- _THE TASK_
Determine which lines contain the word "Prepare", then copy those lines.

##### MATERIAL SHOWN #####

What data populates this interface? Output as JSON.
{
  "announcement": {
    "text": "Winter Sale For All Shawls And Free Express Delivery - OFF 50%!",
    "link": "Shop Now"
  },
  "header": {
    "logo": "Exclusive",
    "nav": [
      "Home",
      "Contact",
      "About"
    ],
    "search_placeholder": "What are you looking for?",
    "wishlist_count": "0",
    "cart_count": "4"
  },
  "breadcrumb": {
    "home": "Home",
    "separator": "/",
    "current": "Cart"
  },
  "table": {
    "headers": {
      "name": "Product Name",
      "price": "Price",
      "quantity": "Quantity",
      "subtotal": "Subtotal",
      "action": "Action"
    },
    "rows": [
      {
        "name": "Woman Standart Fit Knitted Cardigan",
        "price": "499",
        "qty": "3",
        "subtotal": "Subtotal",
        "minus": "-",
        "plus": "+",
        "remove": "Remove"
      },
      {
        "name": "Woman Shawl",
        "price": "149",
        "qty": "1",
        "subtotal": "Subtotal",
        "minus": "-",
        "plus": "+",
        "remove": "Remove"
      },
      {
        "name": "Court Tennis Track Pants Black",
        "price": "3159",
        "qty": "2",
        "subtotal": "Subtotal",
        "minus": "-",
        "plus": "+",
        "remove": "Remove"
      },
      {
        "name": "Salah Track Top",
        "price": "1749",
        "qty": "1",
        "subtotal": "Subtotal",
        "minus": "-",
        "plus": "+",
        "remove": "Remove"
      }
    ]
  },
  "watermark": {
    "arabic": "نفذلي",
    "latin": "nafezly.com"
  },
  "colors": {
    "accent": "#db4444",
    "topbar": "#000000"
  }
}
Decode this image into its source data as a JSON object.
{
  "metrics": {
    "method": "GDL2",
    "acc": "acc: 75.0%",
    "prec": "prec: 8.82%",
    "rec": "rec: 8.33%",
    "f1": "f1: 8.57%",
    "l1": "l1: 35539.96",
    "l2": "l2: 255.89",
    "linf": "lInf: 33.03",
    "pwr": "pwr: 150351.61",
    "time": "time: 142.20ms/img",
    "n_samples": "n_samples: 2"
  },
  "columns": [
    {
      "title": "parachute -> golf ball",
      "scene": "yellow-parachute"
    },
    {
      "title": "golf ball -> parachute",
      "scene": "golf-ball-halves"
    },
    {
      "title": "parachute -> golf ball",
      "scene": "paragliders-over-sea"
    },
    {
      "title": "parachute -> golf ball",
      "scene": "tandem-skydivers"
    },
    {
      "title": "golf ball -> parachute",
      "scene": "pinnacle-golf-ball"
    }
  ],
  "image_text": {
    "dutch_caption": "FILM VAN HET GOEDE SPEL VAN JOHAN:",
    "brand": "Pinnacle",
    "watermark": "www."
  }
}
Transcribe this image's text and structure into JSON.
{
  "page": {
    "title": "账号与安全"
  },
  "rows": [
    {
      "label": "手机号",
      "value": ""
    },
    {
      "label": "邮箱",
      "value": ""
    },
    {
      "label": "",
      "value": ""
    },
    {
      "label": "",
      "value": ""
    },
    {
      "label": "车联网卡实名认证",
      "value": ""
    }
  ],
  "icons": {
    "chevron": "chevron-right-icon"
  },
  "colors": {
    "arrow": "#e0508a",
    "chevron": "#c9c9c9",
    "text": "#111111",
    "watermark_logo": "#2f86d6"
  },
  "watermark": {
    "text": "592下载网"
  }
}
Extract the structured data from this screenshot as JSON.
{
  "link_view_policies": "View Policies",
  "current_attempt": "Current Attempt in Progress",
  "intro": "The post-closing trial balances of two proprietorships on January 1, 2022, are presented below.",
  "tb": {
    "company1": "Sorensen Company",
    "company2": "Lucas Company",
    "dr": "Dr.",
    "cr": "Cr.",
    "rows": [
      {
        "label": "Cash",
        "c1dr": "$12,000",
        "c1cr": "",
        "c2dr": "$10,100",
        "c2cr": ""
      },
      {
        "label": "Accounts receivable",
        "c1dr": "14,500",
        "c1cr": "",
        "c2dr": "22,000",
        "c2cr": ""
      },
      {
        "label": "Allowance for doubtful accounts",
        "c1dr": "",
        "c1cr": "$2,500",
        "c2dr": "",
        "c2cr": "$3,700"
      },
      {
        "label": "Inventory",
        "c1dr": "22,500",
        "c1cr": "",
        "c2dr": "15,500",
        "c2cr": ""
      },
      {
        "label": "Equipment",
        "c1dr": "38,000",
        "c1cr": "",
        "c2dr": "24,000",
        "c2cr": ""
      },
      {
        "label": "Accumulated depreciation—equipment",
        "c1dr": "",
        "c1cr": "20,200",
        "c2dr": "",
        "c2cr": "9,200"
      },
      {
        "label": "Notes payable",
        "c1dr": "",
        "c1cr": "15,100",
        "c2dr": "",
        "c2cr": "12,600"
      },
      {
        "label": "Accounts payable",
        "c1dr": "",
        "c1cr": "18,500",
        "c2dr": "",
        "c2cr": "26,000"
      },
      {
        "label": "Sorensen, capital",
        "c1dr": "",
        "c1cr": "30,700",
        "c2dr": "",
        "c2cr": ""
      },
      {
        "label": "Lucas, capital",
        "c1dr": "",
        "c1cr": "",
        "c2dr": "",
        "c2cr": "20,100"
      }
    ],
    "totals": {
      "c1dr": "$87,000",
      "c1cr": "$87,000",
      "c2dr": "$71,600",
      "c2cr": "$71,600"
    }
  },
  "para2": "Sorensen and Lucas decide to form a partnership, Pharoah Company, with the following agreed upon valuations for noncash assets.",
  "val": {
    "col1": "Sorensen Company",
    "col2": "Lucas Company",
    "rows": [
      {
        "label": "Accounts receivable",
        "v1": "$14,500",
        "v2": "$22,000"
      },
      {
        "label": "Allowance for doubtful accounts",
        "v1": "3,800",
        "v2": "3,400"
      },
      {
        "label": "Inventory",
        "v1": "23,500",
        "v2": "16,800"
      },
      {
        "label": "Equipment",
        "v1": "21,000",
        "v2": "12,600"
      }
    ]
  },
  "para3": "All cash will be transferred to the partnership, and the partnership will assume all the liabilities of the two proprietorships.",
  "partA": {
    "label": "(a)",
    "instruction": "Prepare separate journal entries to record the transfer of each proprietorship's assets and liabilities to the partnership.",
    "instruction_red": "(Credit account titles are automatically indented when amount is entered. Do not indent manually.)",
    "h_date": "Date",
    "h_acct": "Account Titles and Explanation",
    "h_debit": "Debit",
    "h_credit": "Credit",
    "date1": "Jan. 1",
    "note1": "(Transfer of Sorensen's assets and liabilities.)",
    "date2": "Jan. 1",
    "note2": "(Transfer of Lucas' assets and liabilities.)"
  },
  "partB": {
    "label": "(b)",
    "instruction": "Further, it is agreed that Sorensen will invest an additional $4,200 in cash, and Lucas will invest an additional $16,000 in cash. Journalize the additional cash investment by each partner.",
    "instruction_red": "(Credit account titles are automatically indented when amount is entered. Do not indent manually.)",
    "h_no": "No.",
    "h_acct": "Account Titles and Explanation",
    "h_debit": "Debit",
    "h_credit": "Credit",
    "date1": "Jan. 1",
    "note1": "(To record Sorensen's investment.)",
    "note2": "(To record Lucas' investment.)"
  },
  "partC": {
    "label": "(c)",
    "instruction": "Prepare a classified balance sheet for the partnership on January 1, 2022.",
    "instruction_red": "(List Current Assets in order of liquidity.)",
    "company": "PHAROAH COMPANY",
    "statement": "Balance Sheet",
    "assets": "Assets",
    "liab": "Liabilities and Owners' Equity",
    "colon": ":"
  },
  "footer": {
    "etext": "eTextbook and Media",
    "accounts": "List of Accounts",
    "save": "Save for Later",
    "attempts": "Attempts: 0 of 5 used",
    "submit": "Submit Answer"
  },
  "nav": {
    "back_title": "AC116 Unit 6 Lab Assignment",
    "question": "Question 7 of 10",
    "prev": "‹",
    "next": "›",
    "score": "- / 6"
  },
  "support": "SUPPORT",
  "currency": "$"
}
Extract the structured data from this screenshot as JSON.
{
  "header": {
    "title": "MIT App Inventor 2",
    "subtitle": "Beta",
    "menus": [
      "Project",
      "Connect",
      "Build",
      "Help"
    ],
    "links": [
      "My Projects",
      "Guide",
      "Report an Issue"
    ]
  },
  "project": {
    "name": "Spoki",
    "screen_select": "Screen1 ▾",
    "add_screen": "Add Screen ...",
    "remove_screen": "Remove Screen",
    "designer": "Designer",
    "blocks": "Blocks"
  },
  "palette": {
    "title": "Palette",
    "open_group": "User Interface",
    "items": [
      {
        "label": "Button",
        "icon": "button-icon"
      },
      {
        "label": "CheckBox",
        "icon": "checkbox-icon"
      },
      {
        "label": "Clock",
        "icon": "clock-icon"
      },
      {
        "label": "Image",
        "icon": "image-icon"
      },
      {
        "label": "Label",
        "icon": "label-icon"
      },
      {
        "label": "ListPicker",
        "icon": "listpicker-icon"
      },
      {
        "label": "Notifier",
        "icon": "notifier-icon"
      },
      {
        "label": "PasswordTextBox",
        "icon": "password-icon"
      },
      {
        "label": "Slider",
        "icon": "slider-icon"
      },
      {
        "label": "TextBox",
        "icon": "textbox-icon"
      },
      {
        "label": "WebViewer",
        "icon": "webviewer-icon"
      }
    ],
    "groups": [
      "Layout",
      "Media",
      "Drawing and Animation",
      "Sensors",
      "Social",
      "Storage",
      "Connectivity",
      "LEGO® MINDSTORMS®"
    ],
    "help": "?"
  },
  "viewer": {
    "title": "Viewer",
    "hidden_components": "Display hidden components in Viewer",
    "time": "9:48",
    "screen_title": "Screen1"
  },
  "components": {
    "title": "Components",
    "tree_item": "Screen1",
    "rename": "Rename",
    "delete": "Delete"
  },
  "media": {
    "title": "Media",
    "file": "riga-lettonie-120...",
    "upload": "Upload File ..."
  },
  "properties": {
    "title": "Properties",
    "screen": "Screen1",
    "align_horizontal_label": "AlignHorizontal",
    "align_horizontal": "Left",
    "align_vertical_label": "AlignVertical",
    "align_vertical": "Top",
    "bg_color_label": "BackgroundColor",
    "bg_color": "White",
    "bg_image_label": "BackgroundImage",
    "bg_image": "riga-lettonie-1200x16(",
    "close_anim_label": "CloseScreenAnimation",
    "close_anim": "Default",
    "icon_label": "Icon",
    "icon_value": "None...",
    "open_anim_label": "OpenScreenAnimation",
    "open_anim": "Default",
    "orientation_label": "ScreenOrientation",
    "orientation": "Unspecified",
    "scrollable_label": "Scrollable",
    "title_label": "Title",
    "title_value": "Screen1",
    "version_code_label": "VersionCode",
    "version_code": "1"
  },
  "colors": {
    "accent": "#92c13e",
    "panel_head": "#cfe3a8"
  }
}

#####

- _TASK RESPONSE_
    "instruction": "Prepare separate journal entries to record the transfer of each proprietorship's assets and liabilities to the partnership.",
    "instruction": "Prepare a classified balance sheet for the partnership on January 1, 2022.",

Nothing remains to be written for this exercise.